DATA FOR THIS TASK.
──────────────────────────────

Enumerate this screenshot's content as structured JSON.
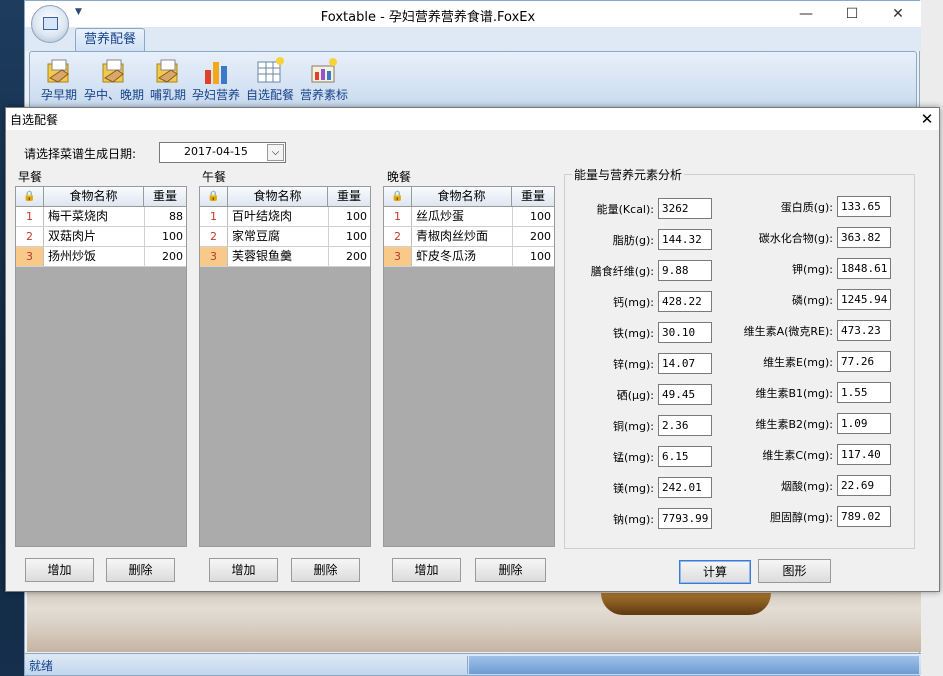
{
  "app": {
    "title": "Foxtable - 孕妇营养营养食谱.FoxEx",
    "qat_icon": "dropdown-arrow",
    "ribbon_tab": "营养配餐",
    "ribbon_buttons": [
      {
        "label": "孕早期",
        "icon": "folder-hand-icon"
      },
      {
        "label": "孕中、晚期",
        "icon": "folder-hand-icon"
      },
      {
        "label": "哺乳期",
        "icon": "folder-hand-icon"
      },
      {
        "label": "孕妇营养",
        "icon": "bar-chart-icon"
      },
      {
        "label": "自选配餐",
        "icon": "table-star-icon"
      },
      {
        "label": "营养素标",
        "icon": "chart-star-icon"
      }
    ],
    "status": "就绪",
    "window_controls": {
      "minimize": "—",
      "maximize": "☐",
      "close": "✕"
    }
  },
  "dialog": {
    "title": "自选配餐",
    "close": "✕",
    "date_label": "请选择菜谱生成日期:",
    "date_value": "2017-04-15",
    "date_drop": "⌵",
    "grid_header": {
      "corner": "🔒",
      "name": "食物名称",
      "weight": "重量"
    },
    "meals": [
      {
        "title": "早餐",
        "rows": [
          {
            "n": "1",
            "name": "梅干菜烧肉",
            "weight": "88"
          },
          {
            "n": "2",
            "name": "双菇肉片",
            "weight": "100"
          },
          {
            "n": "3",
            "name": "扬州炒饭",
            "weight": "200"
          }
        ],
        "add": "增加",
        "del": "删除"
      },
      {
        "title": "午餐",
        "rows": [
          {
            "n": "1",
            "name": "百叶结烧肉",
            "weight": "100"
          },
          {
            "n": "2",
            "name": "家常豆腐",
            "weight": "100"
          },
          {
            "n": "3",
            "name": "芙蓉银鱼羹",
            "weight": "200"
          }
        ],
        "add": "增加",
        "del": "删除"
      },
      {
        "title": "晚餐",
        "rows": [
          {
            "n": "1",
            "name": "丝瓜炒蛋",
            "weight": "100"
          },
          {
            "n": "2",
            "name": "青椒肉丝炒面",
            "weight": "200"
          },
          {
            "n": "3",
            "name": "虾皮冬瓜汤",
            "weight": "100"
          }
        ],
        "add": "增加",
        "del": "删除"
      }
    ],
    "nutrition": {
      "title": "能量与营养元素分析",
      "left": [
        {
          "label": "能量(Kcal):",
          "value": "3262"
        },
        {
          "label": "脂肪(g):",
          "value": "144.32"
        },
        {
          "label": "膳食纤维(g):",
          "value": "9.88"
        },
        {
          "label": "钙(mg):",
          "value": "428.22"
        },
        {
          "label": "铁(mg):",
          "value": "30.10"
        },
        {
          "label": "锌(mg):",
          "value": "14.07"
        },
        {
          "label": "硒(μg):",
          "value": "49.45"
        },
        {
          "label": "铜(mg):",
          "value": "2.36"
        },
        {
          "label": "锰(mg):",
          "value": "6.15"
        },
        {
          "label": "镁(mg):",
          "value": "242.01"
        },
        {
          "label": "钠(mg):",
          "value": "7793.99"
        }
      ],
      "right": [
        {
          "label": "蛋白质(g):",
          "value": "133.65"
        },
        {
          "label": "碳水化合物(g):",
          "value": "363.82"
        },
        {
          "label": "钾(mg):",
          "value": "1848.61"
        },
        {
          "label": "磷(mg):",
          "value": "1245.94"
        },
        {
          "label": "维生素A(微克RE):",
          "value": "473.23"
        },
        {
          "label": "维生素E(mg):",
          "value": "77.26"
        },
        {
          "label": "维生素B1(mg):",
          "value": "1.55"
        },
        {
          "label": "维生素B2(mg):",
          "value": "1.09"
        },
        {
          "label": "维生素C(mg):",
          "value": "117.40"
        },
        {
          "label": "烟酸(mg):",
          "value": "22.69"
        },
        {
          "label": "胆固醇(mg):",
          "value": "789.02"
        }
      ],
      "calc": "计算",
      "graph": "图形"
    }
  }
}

──────────────────────────────

Exclude the pictures. Write out the remaining data exactly.

THE RESULT.
Enumerate this screenshot's content as structured JSON.
{
  "app": {
    "title": "Foxtable - 孕妇营养营养食谱.FoxEx",
    "qat_icon": "dropdown-arrow",
    "ribbon_tab": "营养配餐",
    "ribbon_buttons": [
      {
        "label": "孕早期",
        "icon": "folder-hand-icon"
      },
      {
        "label": "孕中、晚期",
        "icon": "folder-hand-icon"
      },
      {
        "label": "哺乳期",
        "icon": "folder-hand-icon"
      },
      {
        "label": "孕妇营养",
        "icon": "bar-chart-icon"
      },
      {
        "label": "自选配餐",
        "icon": "table-star-icon"
      },
      {
        "label": "营养素标",
        "icon": "chart-star-icon"
      }
    ],
    "status": "就绪",
    "window_controls": {
      "minimize": "—",
      "maximize": "☐",
      "close": "✕"
    }
  },
  "dialog": {
    "title": "自选配餐",
    "close": "✕",
    "date_label": "请选择菜谱生成日期:",
    "date_value": "2017-04-15",
    "date_drop": "⌵",
    "grid_header": {
      "corner": "🔒",
      "name": "食物名称",
      "weight": "重量"
    },
    "meals": [
      {
        "title": "早餐",
        "rows": [
          {
            "n": "1",
            "name": "梅干菜烧肉",
            "weight": "88"
          },
          {
            "n": "2",
            "name": "双菇肉片",
            "weight": "100"
          },
          {
            "n": "3",
            "name": "扬州炒饭",
            "weight": "200"
          }
        ],
        "add": "增加",
        "del": "删除"
      },
      {
        "title": "午餐",
        "rows": [
          {
            "n": "1",
            "name": "百叶结烧肉",
            "weight": "100"
          },
          {
            "n": "2",
            "name": "家常豆腐",
            "weight": "100"
          },
          {
            "n": "3",
            "name": "芙蓉银鱼羹",
            "weight": "200"
          }
        ],
        "add": "增加",
        "del": "删除"
      },
      {
        "title": "晚餐",
        "rows": [
          {
            "n": "1",
            "name": "丝瓜炒蛋",
            "weight": "100"
          },
          {
            "n": "2",
            "name": "青椒肉丝炒面",
            "weight": "200"
          },
          {
            "n": "3",
            "name": "虾皮冬瓜汤",
            "weight": "100"
          }
        ],
        "add": "增加",
        "del": "删除"
      }
    ],
    "nutrition": {
      "title": "能量与营养元素分析",
      "left": [
        {
          "label": "能量(Kcal):",
          "value": "3262"
        },
        {
          "label": "脂肪(g):",
          "value": "144.32"
        },
        {
          "label": "膳食纤维(g):",
          "value": "9.88"
        },
        {
          "label": "钙(mg):",
          "value": "428.22"
        },
        {
          "label": "铁(mg):",
          "value": "30.10"
        },
        {
          "label": "锌(mg):",
          "value": "14.07"
        },
        {
          "label": "硒(μg):",
          "value": "49.45"
        },
        {
          "label": "铜(mg):",
          "value": "2.36"
        },
        {
          "label": "锰(mg):",
          "value": "6.15"
        },
        {
          "label": "镁(mg):",
          "value": "242.01"
        },
        {
          "label": "钠(mg):",
          "value": "7793.99"
        }
      ],
      "right": [
        {
          "label": "蛋白质(g):",
          "value": "133.65"
        },
        {
          "label": "碳水化合物(g):",
          "value": "363.82"
        },
        {
          "label": "钾(mg):",
          "value": "1848.61"
        },
        {
          "label": "磷(mg):",
          "value": "1245.94"
        },
        {
          "label": "维生素A(微克RE):",
          "value": "473.23"
        },
        {
          "label": "维生素E(mg):",
          "value": "77.26"
        },
        {
          "label": "维生素B1(mg):",
          "value": "1.55"
        },
        {
          "label": "维生素B2(mg):",
          "value": "1.09"
        },
        {
          "label": "维生素C(mg):",
          "value": "117.40"
        },
        {
          "label": "烟酸(mg):",
          "value": "22.69"
        },
        {
          "label": "胆固醇(mg):",
          "value": "789.02"
        }
      ],
      "calc": "计算",
      "graph": "图形"
    }
  }
}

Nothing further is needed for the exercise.